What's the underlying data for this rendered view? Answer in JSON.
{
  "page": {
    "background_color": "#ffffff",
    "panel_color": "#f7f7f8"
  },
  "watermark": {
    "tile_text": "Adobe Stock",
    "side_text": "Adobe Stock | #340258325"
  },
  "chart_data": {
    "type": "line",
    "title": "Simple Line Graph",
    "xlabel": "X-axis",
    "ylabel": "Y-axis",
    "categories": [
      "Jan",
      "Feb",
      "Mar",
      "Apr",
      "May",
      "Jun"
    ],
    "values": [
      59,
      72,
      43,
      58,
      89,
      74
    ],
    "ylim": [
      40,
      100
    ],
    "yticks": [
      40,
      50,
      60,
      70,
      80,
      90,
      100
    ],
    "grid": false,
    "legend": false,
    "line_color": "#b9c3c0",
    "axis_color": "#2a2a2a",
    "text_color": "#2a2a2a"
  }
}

* * *

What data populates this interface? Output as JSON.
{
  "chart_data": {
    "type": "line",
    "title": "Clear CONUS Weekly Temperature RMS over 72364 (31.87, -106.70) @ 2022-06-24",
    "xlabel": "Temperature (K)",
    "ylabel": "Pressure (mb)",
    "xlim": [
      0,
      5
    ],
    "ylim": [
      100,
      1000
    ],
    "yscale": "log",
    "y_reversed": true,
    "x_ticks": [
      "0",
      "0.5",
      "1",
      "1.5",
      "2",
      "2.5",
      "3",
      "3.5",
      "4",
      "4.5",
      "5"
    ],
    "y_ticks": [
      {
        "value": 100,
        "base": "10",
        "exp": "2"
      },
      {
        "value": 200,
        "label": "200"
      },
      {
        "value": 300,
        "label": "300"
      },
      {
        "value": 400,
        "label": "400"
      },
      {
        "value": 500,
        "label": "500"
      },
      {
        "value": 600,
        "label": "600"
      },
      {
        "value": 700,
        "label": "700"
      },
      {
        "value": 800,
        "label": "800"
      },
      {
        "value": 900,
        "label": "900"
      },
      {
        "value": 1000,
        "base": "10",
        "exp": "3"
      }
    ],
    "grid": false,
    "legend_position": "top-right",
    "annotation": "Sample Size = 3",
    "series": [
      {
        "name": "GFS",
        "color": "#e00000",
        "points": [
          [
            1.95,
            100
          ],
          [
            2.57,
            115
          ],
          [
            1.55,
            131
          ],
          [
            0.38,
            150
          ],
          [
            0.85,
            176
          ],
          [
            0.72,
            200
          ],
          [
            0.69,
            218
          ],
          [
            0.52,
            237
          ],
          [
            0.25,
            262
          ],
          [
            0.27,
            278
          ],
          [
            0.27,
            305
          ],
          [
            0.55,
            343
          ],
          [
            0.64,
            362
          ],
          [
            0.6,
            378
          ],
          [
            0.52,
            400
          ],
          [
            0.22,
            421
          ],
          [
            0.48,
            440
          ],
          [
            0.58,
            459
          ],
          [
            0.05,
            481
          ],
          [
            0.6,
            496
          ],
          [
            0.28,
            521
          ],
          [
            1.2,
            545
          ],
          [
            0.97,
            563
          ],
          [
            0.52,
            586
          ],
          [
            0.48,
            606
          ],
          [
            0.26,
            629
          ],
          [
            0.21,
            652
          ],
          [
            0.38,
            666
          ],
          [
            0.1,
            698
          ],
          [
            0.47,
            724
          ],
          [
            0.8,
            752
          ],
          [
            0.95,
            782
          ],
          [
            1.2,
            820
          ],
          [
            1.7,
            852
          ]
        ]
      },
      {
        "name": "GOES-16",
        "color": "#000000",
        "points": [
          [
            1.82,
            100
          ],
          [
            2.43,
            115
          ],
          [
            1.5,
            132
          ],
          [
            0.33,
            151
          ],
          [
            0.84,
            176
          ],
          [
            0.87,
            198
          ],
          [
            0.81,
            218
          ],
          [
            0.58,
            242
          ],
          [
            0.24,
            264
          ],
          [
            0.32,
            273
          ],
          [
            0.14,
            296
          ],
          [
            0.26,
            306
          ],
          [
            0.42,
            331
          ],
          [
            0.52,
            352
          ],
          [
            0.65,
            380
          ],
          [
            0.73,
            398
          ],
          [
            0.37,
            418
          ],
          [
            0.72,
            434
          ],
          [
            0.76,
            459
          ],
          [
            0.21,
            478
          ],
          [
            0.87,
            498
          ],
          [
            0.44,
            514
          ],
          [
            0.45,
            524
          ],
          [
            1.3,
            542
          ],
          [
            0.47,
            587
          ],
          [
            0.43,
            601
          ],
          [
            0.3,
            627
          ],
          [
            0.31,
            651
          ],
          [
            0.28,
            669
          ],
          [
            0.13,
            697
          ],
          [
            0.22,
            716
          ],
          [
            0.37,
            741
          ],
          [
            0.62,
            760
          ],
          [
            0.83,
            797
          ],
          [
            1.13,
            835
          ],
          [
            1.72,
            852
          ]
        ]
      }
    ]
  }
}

==

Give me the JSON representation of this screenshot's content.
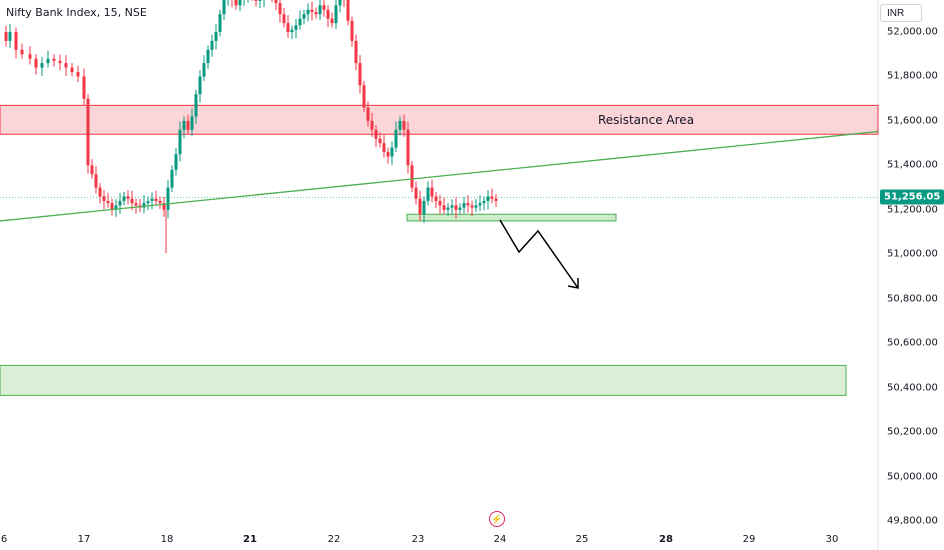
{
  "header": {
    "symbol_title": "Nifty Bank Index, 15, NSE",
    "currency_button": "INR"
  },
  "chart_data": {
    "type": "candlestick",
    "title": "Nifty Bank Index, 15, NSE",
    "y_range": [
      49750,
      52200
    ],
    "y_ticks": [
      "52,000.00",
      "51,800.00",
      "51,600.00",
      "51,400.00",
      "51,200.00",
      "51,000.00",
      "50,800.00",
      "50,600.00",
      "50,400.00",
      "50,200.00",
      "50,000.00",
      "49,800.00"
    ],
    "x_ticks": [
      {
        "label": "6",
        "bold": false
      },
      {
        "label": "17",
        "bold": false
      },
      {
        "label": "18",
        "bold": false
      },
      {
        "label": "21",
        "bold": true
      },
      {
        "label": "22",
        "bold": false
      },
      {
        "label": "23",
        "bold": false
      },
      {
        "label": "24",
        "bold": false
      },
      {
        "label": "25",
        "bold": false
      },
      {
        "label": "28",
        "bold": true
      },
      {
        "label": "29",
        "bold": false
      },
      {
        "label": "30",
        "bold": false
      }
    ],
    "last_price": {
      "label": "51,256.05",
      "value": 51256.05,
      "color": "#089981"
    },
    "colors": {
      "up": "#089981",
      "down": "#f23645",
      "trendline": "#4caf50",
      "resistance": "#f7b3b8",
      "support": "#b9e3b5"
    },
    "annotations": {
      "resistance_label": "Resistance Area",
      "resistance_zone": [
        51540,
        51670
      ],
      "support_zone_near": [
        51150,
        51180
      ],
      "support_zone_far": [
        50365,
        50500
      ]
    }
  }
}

• THE TASK: Copy, from the material above, each line in which the string "Index" occurs.

• CORRECT RESULT:
    "symbol_title": "Nifty Bank Index, 15, NSE",
    "title": "Nifty Bank Index, 15, NSE",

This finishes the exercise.